Dataset excerpts:
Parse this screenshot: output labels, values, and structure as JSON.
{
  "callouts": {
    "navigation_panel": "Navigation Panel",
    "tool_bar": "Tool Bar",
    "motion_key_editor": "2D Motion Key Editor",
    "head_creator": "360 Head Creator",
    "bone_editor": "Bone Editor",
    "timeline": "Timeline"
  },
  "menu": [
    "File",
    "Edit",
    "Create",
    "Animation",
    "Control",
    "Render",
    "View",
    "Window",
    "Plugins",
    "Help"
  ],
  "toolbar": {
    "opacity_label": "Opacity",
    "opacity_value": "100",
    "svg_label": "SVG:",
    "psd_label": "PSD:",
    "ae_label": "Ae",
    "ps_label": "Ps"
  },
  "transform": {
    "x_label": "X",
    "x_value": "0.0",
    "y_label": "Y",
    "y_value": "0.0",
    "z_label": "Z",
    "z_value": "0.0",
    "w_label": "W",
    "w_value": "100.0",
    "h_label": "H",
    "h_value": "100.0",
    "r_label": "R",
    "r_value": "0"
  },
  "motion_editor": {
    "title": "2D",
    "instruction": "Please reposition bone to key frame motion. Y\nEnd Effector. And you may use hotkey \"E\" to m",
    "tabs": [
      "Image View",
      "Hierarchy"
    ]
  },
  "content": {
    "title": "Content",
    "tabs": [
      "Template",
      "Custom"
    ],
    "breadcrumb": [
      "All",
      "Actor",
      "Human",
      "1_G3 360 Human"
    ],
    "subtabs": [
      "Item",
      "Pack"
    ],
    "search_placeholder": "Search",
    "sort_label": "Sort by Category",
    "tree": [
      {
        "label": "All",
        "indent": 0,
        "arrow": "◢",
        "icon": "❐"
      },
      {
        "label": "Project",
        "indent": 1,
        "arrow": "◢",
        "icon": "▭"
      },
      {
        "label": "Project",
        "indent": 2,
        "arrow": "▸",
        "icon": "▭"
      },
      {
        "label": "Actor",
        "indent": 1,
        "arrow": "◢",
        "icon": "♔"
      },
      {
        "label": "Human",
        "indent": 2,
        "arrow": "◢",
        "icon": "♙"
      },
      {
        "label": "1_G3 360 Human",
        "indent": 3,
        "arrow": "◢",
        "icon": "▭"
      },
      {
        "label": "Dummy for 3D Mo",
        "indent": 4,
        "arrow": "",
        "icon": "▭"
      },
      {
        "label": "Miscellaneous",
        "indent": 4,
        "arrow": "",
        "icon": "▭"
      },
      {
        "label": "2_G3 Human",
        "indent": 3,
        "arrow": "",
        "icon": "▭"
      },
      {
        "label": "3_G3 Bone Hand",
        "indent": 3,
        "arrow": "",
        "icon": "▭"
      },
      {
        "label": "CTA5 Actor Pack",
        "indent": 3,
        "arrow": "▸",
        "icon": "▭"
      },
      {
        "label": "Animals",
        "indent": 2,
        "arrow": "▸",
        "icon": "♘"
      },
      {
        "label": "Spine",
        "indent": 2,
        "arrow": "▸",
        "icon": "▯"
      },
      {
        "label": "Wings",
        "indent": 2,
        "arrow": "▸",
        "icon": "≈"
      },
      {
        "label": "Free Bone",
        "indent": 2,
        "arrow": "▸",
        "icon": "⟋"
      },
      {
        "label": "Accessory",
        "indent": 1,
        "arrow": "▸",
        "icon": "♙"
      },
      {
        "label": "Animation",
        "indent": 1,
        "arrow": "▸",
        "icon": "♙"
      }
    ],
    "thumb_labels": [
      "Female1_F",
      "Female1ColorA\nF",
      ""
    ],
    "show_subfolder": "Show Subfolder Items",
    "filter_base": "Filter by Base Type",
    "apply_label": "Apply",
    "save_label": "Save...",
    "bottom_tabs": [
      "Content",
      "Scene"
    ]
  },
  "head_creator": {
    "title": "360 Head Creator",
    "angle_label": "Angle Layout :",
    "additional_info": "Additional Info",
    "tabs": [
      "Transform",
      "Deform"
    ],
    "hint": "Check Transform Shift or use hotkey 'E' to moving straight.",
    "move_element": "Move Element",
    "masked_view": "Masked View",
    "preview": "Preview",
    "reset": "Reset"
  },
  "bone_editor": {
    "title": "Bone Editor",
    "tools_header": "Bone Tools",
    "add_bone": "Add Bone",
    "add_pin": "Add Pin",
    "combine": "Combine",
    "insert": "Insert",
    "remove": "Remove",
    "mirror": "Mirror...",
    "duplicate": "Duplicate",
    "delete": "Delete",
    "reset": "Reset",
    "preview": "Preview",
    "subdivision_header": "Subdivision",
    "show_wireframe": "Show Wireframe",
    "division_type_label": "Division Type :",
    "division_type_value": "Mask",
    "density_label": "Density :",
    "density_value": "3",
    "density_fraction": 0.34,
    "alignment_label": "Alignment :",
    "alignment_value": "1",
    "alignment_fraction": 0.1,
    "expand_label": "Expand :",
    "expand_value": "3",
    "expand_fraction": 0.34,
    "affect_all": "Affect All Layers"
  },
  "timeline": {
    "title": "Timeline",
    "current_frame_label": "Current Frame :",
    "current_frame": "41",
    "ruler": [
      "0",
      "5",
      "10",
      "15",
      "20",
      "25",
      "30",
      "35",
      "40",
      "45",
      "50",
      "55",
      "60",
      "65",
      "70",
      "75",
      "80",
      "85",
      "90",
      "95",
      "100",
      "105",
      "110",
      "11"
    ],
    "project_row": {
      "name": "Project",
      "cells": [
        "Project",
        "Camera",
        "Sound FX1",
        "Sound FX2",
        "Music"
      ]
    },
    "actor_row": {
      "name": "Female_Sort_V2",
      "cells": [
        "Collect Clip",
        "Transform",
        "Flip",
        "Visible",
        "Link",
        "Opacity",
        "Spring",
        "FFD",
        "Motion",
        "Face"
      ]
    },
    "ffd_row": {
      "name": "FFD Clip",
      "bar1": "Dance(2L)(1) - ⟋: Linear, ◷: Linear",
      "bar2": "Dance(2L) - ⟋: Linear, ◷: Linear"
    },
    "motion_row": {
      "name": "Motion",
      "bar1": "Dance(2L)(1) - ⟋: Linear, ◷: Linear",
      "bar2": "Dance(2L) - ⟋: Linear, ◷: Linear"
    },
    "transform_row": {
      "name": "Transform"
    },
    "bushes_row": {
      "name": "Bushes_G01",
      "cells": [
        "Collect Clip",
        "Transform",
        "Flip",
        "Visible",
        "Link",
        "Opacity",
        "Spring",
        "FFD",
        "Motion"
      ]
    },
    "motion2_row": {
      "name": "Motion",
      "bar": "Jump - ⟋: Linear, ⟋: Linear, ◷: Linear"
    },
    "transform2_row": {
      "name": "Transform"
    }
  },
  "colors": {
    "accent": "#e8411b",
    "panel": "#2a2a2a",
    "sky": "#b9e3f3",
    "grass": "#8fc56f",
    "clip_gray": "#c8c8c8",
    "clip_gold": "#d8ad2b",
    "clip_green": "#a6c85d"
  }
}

Problem requirements: Going through the records above, state how many lines carry "hotkey", with no other text.

Solution below: 2